● **DIRECTION**
In the records below, pick out all lines containing the word "sites".

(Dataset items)
:::
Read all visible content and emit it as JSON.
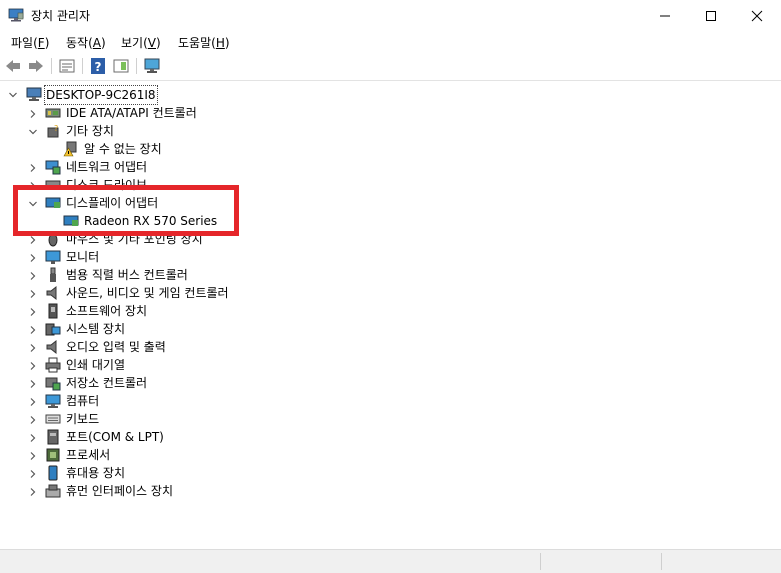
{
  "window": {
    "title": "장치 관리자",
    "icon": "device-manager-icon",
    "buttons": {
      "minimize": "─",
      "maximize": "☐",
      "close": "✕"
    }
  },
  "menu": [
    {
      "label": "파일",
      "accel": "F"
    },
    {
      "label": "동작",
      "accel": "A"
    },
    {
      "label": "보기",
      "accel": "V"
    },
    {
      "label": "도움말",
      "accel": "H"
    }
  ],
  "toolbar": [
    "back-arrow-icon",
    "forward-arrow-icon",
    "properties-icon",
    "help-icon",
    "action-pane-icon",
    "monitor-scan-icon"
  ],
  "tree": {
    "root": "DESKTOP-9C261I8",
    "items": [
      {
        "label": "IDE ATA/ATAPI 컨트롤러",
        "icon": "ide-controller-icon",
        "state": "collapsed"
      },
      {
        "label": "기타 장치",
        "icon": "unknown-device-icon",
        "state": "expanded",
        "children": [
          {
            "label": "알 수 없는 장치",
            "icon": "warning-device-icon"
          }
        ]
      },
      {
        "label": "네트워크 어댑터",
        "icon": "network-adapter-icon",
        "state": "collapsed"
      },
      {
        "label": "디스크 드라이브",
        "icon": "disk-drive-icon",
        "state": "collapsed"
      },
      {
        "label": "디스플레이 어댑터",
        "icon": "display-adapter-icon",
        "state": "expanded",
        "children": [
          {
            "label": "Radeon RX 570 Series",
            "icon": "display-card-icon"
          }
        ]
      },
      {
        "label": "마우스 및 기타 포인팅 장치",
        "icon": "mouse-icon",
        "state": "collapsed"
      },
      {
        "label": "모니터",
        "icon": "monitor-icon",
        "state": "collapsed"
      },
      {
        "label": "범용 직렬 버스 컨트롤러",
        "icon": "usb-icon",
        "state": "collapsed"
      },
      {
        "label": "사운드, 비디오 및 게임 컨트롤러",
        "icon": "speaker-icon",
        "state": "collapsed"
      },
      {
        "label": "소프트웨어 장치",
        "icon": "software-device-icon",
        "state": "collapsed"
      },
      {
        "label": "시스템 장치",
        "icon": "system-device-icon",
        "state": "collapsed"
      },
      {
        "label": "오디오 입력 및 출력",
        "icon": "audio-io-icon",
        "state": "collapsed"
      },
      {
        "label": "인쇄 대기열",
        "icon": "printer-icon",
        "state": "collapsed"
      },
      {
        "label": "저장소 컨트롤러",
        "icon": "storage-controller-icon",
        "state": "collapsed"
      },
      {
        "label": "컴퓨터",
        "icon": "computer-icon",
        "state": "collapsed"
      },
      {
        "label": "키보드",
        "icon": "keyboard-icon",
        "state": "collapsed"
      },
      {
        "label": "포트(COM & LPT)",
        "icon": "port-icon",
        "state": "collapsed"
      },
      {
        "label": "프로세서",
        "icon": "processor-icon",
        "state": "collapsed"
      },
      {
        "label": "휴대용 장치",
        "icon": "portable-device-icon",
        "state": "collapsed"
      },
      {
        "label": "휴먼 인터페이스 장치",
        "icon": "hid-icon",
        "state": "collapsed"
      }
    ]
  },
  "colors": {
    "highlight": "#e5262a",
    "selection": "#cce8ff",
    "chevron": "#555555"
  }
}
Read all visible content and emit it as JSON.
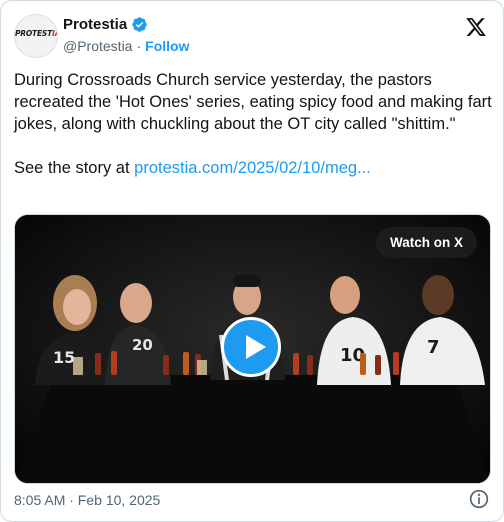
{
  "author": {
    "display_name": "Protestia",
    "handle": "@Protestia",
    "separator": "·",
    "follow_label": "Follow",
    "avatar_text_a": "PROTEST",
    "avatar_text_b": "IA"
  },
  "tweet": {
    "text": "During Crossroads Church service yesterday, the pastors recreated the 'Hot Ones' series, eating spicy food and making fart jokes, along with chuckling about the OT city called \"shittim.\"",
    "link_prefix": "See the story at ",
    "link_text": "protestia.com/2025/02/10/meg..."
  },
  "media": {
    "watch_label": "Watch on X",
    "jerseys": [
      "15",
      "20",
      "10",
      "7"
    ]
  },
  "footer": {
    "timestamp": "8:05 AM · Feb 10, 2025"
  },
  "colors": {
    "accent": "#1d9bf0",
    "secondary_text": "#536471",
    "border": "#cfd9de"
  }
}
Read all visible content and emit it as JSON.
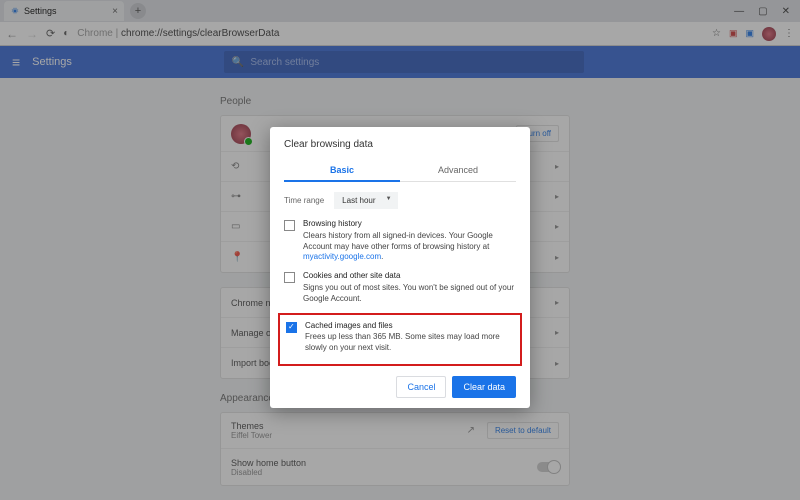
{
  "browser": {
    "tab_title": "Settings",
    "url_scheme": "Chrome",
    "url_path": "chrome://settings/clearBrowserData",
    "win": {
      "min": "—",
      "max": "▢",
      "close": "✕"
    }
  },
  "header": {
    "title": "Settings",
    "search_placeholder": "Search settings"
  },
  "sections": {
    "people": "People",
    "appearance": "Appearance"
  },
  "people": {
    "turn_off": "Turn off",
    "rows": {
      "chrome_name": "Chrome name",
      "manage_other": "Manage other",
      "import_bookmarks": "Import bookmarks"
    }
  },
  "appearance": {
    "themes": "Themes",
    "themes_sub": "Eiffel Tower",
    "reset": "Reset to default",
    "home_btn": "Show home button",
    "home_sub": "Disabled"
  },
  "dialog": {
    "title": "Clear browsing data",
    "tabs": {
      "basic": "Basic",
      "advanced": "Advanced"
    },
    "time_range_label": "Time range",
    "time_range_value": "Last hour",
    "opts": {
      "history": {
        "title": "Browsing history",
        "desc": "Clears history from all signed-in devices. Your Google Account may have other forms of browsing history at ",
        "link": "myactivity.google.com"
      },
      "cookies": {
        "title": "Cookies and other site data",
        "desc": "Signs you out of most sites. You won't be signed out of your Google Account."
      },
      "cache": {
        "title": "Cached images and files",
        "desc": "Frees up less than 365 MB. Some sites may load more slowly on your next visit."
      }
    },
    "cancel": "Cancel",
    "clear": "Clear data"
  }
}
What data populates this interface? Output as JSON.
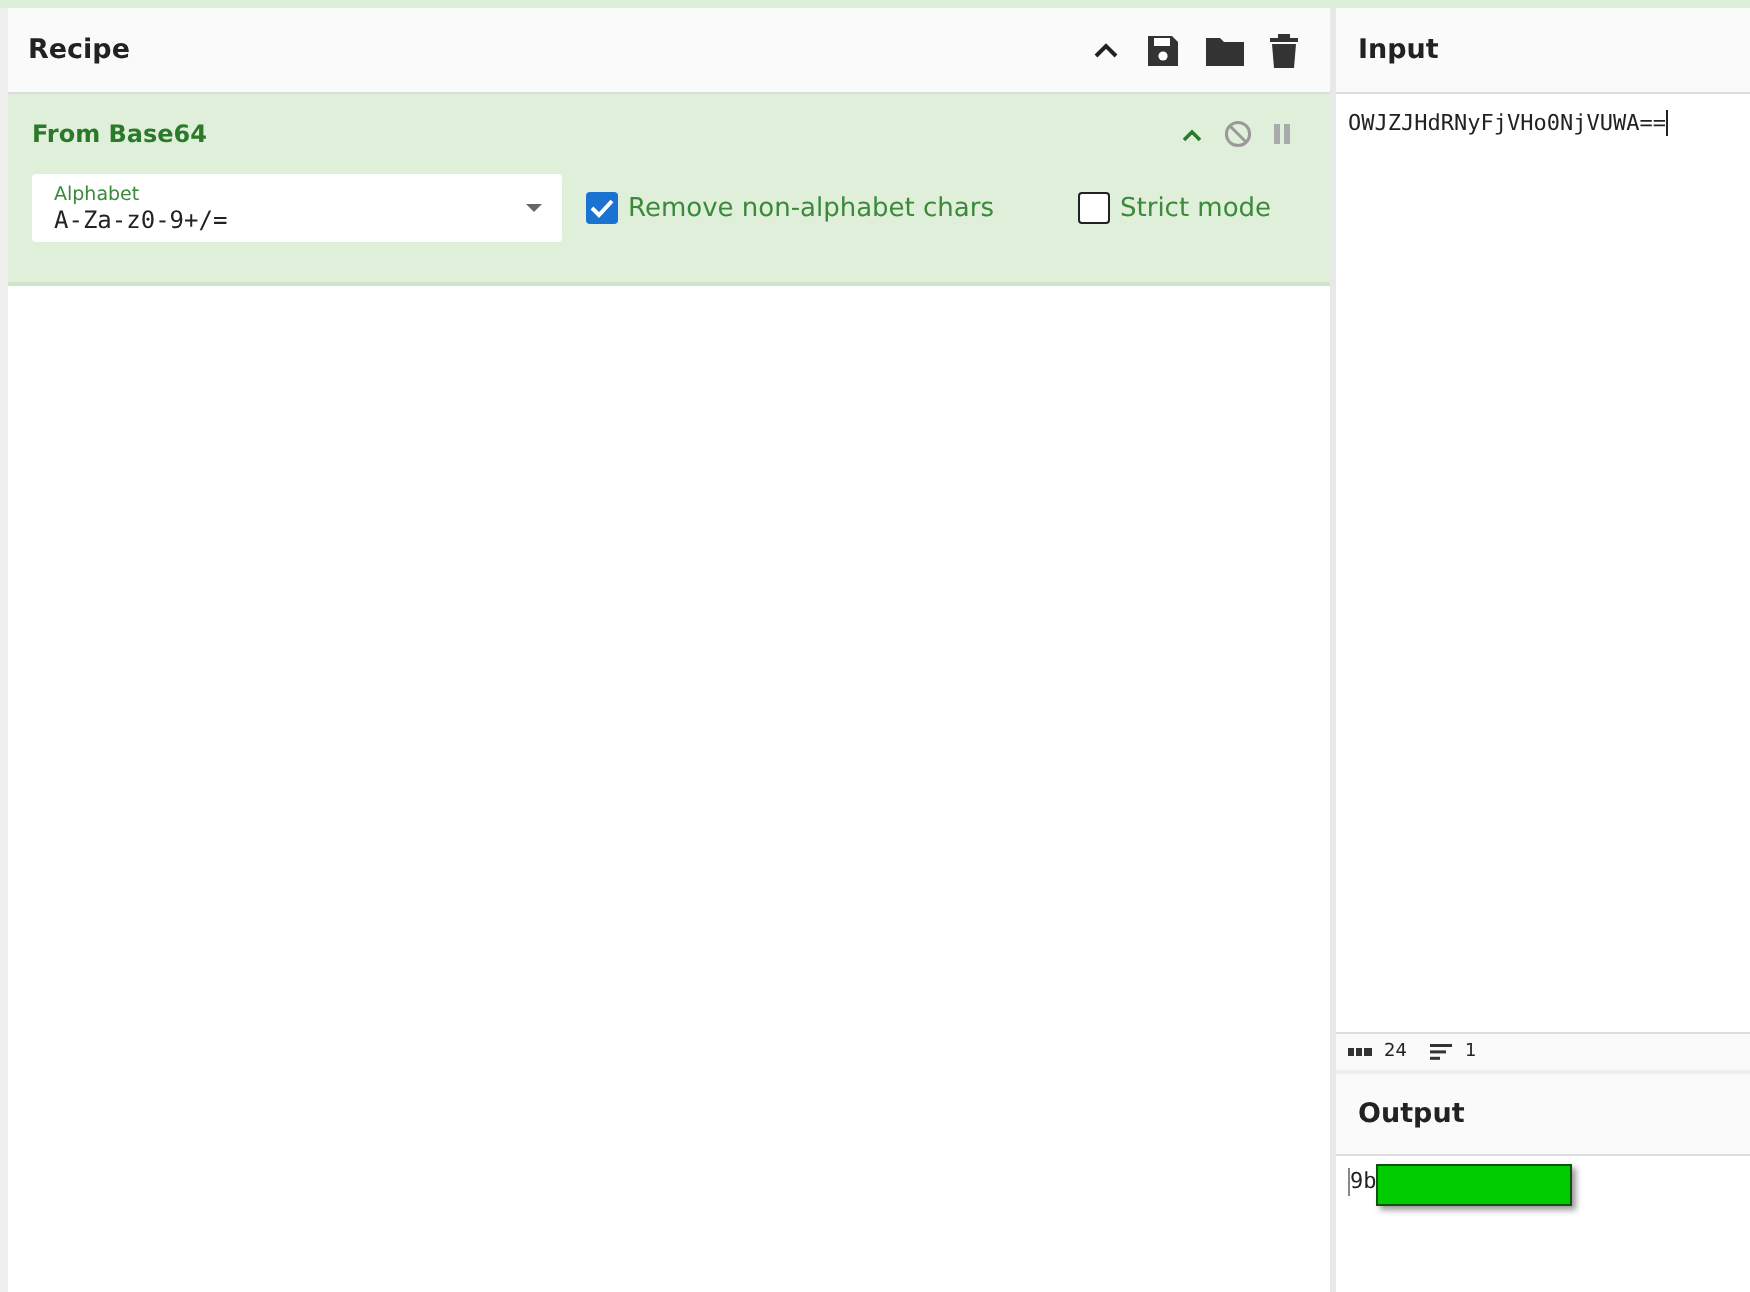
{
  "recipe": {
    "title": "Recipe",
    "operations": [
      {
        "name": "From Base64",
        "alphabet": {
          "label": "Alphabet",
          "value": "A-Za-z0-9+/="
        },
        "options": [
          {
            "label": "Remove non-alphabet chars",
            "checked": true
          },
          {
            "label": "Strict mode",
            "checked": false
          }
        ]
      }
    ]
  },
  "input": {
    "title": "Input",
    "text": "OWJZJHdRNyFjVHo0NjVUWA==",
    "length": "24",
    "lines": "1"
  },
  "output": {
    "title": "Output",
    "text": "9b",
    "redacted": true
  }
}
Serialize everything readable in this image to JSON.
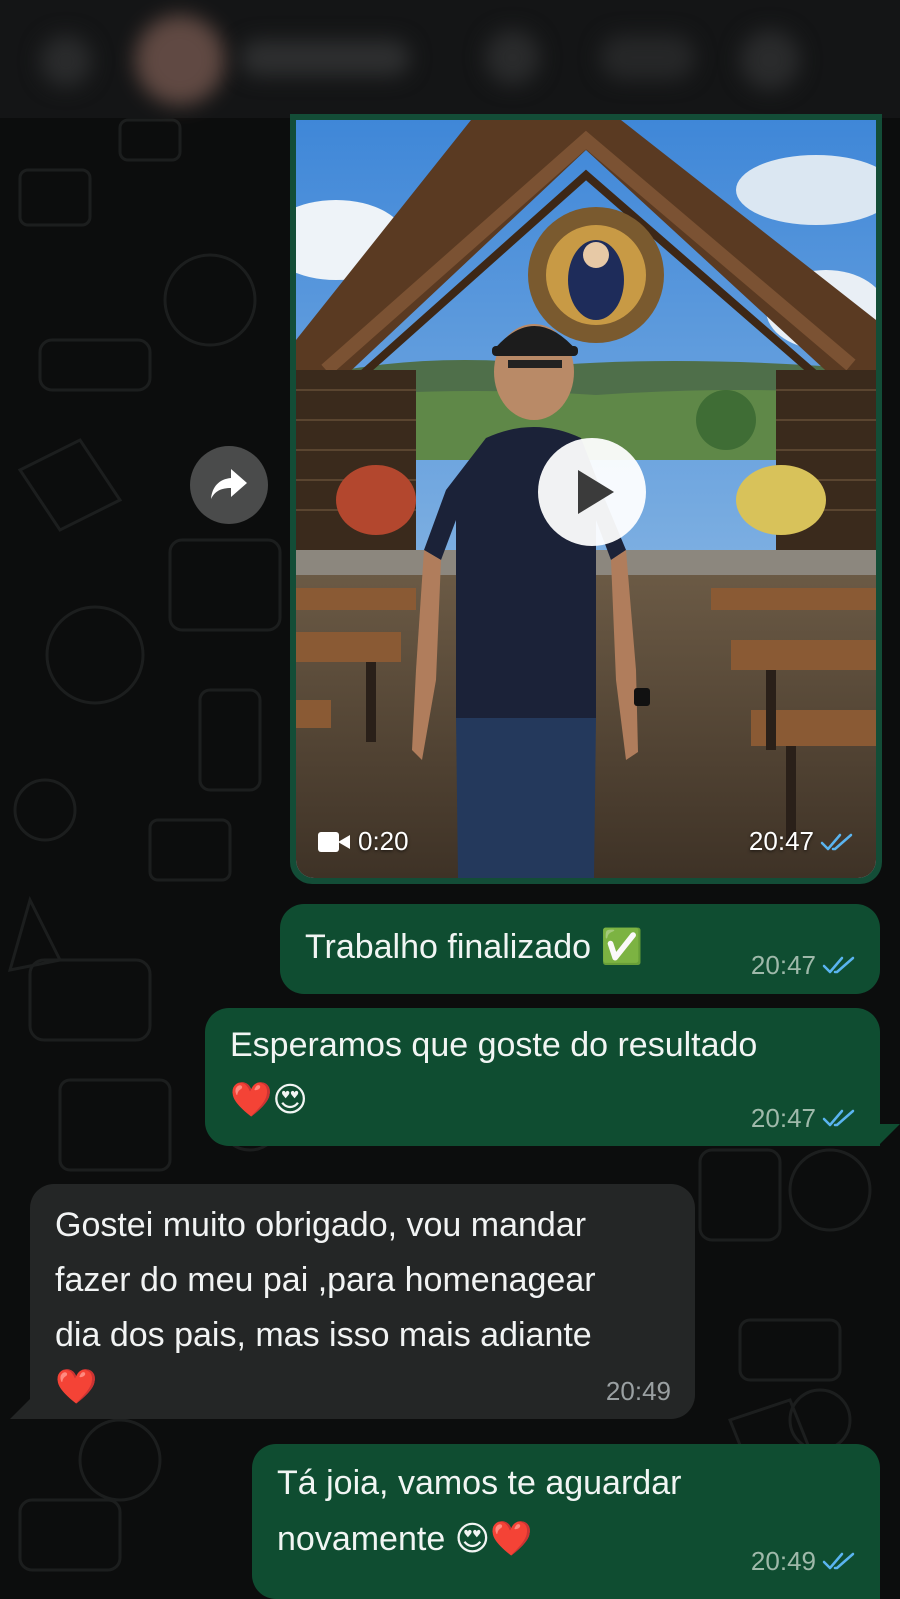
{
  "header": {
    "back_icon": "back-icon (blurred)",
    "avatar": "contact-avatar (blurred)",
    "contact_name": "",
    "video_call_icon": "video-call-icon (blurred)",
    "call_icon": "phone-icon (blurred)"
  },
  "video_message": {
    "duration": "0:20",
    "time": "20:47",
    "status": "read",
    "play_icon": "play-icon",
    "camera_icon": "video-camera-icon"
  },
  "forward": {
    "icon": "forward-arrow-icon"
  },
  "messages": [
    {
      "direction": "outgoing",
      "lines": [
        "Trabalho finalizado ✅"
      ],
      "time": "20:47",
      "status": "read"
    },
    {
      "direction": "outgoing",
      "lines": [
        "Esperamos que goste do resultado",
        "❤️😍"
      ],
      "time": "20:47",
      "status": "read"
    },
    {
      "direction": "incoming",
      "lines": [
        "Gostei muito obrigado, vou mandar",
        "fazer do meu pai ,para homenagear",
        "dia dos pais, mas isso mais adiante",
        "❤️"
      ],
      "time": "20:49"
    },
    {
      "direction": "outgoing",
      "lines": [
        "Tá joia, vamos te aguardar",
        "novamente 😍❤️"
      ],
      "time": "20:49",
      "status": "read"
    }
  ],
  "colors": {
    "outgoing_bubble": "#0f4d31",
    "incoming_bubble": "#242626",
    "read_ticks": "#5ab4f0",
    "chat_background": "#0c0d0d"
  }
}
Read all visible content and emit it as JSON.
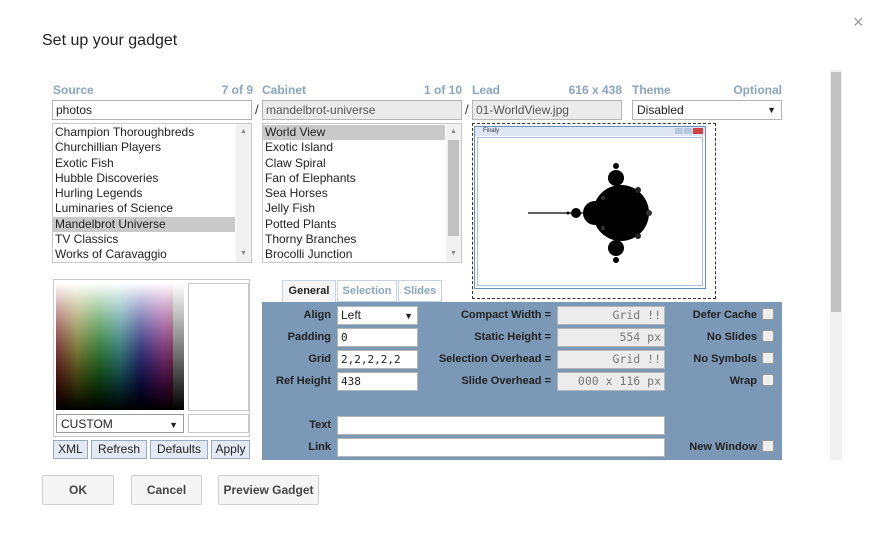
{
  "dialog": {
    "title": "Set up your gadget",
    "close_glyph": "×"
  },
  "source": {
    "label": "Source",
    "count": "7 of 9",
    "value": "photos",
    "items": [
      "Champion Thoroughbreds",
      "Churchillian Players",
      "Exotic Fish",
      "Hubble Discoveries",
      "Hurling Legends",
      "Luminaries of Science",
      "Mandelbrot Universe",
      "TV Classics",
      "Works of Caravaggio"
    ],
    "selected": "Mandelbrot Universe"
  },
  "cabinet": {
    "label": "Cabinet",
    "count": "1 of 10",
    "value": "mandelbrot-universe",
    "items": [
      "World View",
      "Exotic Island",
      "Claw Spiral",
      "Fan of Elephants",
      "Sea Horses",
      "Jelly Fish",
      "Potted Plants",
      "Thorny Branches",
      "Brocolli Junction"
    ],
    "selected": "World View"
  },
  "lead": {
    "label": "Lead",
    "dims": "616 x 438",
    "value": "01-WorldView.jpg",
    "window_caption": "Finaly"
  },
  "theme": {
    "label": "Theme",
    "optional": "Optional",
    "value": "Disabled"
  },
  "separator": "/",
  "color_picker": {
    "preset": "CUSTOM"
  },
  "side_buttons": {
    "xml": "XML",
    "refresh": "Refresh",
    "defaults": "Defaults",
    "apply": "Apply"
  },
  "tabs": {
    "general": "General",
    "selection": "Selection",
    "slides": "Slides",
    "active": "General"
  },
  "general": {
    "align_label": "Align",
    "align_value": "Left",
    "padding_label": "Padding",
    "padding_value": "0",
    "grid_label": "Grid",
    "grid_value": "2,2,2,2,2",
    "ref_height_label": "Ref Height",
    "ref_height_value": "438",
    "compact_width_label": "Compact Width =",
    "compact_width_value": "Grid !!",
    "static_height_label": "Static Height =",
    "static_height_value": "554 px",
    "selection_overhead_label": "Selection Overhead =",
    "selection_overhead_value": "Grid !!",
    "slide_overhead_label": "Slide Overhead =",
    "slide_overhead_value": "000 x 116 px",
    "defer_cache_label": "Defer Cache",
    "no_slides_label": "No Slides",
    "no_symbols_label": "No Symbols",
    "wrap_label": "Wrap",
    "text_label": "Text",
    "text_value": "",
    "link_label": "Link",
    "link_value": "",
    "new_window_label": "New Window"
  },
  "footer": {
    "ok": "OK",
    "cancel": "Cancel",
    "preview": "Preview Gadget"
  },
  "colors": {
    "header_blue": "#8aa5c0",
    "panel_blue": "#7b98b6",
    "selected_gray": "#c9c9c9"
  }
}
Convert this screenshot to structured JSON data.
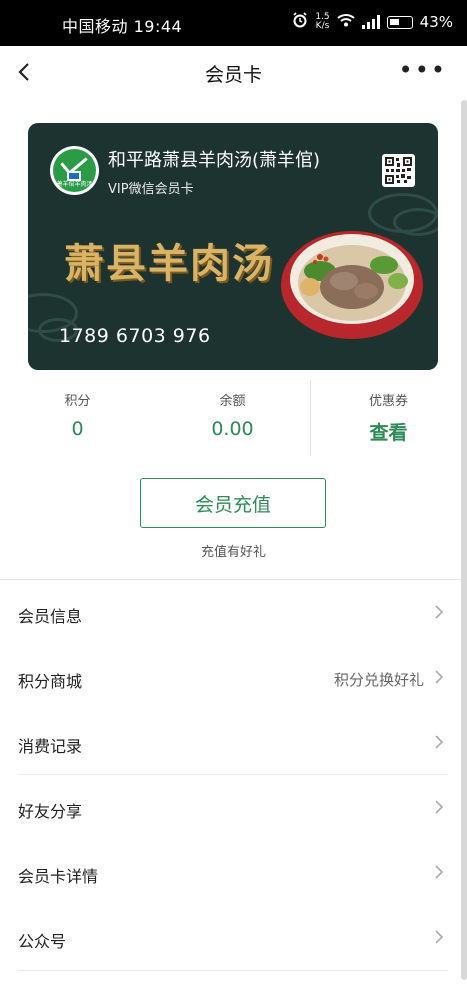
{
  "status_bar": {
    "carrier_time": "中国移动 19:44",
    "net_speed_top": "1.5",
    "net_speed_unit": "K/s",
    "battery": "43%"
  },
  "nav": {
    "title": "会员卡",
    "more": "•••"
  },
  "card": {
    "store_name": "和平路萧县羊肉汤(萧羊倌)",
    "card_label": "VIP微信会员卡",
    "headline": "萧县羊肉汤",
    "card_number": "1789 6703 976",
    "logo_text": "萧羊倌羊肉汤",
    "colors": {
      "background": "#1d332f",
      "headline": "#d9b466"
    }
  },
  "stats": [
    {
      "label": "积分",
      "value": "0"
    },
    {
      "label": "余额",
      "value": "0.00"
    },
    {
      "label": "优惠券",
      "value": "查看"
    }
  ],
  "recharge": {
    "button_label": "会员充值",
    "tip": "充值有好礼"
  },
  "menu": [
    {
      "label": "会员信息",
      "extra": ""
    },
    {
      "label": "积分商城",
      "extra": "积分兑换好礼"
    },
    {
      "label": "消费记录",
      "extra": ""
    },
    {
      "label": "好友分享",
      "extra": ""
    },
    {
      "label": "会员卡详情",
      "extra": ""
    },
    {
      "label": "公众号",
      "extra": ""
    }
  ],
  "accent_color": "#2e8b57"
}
:::
● **IN RESPONSE**
        "desc": "Signs you out of most sites. You won't be signed out of your Google Account."
        "desc": "Frees up less than 365 MB. Some sites may load more slowly on your next visit."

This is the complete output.